--- Exercise ---
Find the lines containing the word "Student" and copy every one of them.

--- Excerpted records ---

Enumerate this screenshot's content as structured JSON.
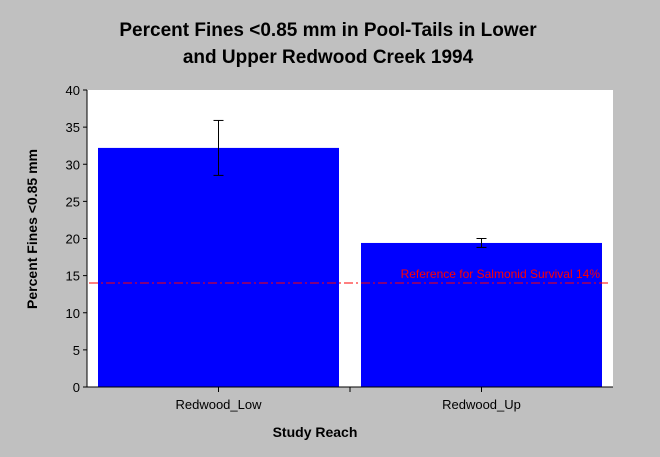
{
  "chart_data": {
    "type": "bar",
    "title_lines": [
      "Percent Fines <0.85 mm in Pool-Tails in Lower",
      "and Upper Redwood Creek 1994"
    ],
    "xlabel": "Study Reach",
    "ylabel": "Percent Fines <0.85 mm",
    "categories": [
      "Redwood_Low",
      "Redwood_Up"
    ],
    "values": [
      32.2,
      19.4
    ],
    "error_bars": [
      {
        "low": 28.5,
        "high": 35.9
      },
      {
        "low": 18.8,
        "high": 20.0
      }
    ],
    "ylim": [
      0,
      40
    ],
    "yticks": [
      0,
      5,
      10,
      15,
      20,
      25,
      30,
      35,
      40
    ],
    "grid": false,
    "bar_color": "#0000ff",
    "reference_line": {
      "value": 14,
      "label": "Reference for Salmonid Survival 14%",
      "color": "#ff0000"
    }
  }
}
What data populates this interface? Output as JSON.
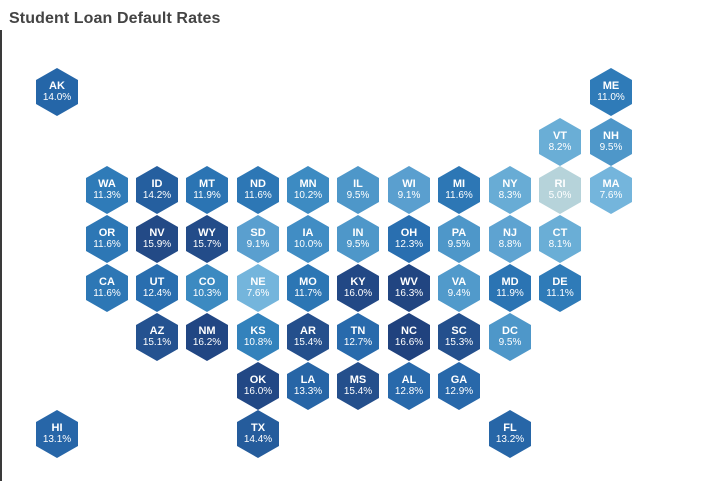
{
  "title": "Student Loan Default Rates",
  "chart_data": {
    "type": "heatmap",
    "subtype": "hexagon tile map",
    "title": "Student Loan Default Rates",
    "value_unit": "%",
    "color_scale": {
      "low": "#b6d3da",
      "high": "#203f78"
    },
    "tiles": [
      {
        "state": "AK",
        "value": 14.0,
        "label": "14.0%",
        "col": 0,
        "row": 0,
        "color": "#2566a8"
      },
      {
        "state": "ME",
        "value": 11.0,
        "label": "11.0%",
        "col": 11,
        "row": 0,
        "color": "#2f7bb8"
      },
      {
        "state": "VT",
        "value": 8.2,
        "label": "8.2%",
        "col": 10,
        "row": 1,
        "color": "#6aaed6"
      },
      {
        "state": "NH",
        "value": 9.5,
        "label": "9.5%",
        "col": 11,
        "row": 1,
        "color": "#4e97c9"
      },
      {
        "state": "WA",
        "value": 11.3,
        "label": "11.3%",
        "col": 1,
        "row": 2,
        "color": "#2f7bb8"
      },
      {
        "state": "ID",
        "value": 14.2,
        "label": "14.2%",
        "col": 2,
        "row": 2,
        "color": "#255f9f"
      },
      {
        "state": "MT",
        "value": 11.9,
        "label": "11.9%",
        "col": 3,
        "row": 2,
        "color": "#2b74b3"
      },
      {
        "state": "ND",
        "value": 11.6,
        "label": "11.6%",
        "col": 4,
        "row": 2,
        "color": "#2d77b5"
      },
      {
        "state": "MN",
        "value": 10.2,
        "label": "10.2%",
        "col": 5,
        "row": 2,
        "color": "#3d8bc2"
      },
      {
        "state": "IL",
        "value": 9.5,
        "label": "9.5%",
        "col": 6,
        "row": 2,
        "color": "#4e97c9"
      },
      {
        "state": "WI",
        "value": 9.1,
        "label": "9.1%",
        "col": 7,
        "row": 2,
        "color": "#5a9fcf"
      },
      {
        "state": "MI",
        "value": 11.6,
        "label": "11.6%",
        "col": 8,
        "row": 2,
        "color": "#2d77b5"
      },
      {
        "state": "NY",
        "value": 8.3,
        "label": "8.3%",
        "col": 9,
        "row": 2,
        "color": "#68acd5"
      },
      {
        "state": "RI",
        "value": 5.0,
        "label": "5.0%",
        "col": 10,
        "row": 2,
        "color": "#b6d3da"
      },
      {
        "state": "MA",
        "value": 7.6,
        "label": "7.6%",
        "col": 11,
        "row": 2,
        "color": "#74b5dc"
      },
      {
        "state": "OR",
        "value": 11.6,
        "label": "11.6%",
        "col": 1,
        "row": 3,
        "color": "#2d77b5"
      },
      {
        "state": "NV",
        "value": 15.9,
        "label": "15.9%",
        "col": 2,
        "row": 3,
        "color": "#234a86"
      },
      {
        "state": "WY",
        "value": 15.7,
        "label": "15.7%",
        "col": 3,
        "row": 3,
        "color": "#234c89"
      },
      {
        "state": "SD",
        "value": 9.1,
        "label": "9.1%",
        "col": 4,
        "row": 3,
        "color": "#5a9fcf"
      },
      {
        "state": "IA",
        "value": 10.0,
        "label": "10.0%",
        "col": 5,
        "row": 3,
        "color": "#418dc4"
      },
      {
        "state": "IN",
        "value": 9.5,
        "label": "9.5%",
        "col": 6,
        "row": 3,
        "color": "#4e97c9"
      },
      {
        "state": "OH",
        "value": 12.3,
        "label": "12.3%",
        "col": 7,
        "row": 3,
        "color": "#296fb0"
      },
      {
        "state": "PA",
        "value": 9.5,
        "label": "9.5%",
        "col": 8,
        "row": 3,
        "color": "#4e97c9"
      },
      {
        "state": "NJ",
        "value": 8.8,
        "label": "8.8%",
        "col": 9,
        "row": 3,
        "color": "#5ea3d1"
      },
      {
        "state": "CT",
        "value": 8.1,
        "label": "8.1%",
        "col": 10,
        "row": 3,
        "color": "#6aaed6"
      },
      {
        "state": "CA",
        "value": 11.6,
        "label": "11.6%",
        "col": 1,
        "row": 4,
        "color": "#2d77b5"
      },
      {
        "state": "UT",
        "value": 12.4,
        "label": "12.4%",
        "col": 2,
        "row": 4,
        "color": "#296eaf"
      },
      {
        "state": "CO",
        "value": 10.3,
        "label": "10.3%",
        "col": 3,
        "row": 4,
        "color": "#3c8ac1"
      },
      {
        "state": "NE",
        "value": 7.6,
        "label": "7.6%",
        "col": 4,
        "row": 4,
        "color": "#74b5dc"
      },
      {
        "state": "MO",
        "value": 11.7,
        "label": "11.7%",
        "col": 5,
        "row": 4,
        "color": "#2c76b4"
      },
      {
        "state": "KY",
        "value": 16.0,
        "label": "16.0%",
        "col": 6,
        "row": 4,
        "color": "#224885"
      },
      {
        "state": "WV",
        "value": 16.3,
        "label": "16.3%",
        "col": 7,
        "row": 4,
        "color": "#214581"
      },
      {
        "state": "VA",
        "value": 9.4,
        "label": "9.4%",
        "col": 8,
        "row": 4,
        "color": "#519acb"
      },
      {
        "state": "MD",
        "value": 11.9,
        "label": "11.9%",
        "col": 9,
        "row": 4,
        "color": "#2b74b3"
      },
      {
        "state": "DE",
        "value": 11.1,
        "label": "11.1%",
        "col": 10,
        "row": 4,
        "color": "#2f7bb8"
      },
      {
        "state": "AZ",
        "value": 15.1,
        "label": "15.1%",
        "col": 2,
        "row": 5,
        "color": "#245290"
      },
      {
        "state": "NM",
        "value": 16.2,
        "label": "16.2%",
        "col": 3,
        "row": 5,
        "color": "#214683"
      },
      {
        "state": "KS",
        "value": 10.8,
        "label": "10.8%",
        "col": 4,
        "row": 5,
        "color": "#3382bc"
      },
      {
        "state": "AR",
        "value": 15.4,
        "label": "15.4%",
        "col": 5,
        "row": 5,
        "color": "#244f8c"
      },
      {
        "state": "TN",
        "value": 12.7,
        "label": "12.7%",
        "col": 6,
        "row": 5,
        "color": "#286aac"
      },
      {
        "state": "NC",
        "value": 16.6,
        "label": "16.6%",
        "col": 7,
        "row": 5,
        "color": "#20427e"
      },
      {
        "state": "SC",
        "value": 15.3,
        "label": "15.3%",
        "col": 8,
        "row": 5,
        "color": "#24508d"
      },
      {
        "state": "DC",
        "value": 9.5,
        "label": "9.5%",
        "col": 9,
        "row": 5,
        "color": "#4e97c9"
      },
      {
        "state": "OK",
        "value": 16.0,
        "label": "16.0%",
        "col": 4,
        "row": 6,
        "color": "#224885"
      },
      {
        "state": "LA",
        "value": 13.3,
        "label": "13.3%",
        "col": 5,
        "row": 6,
        "color": "#2765a6"
      },
      {
        "state": "MS",
        "value": 15.4,
        "label": "15.4%",
        "col": 6,
        "row": 6,
        "color": "#244f8c"
      },
      {
        "state": "AL",
        "value": 12.8,
        "label": "12.8%",
        "col": 7,
        "row": 6,
        "color": "#2869ab"
      },
      {
        "state": "GA",
        "value": 12.9,
        "label": "12.9%",
        "col": 8,
        "row": 6,
        "color": "#2868aa"
      },
      {
        "state": "HI",
        "value": 13.1,
        "label": "13.1%",
        "col": 0,
        "row": 7,
        "color": "#2766a8"
      },
      {
        "state": "TX",
        "value": 14.4,
        "label": "14.4%",
        "col": 4,
        "row": 7,
        "color": "#255c9c"
      },
      {
        "state": "FL",
        "value": 13.2,
        "label": "13.2%",
        "col": 9,
        "row": 7,
        "color": "#2766a7"
      }
    ]
  }
}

--- The result ---
  "title": "Student Loan Default Rates",
    "title": "Student Loan Default Rates",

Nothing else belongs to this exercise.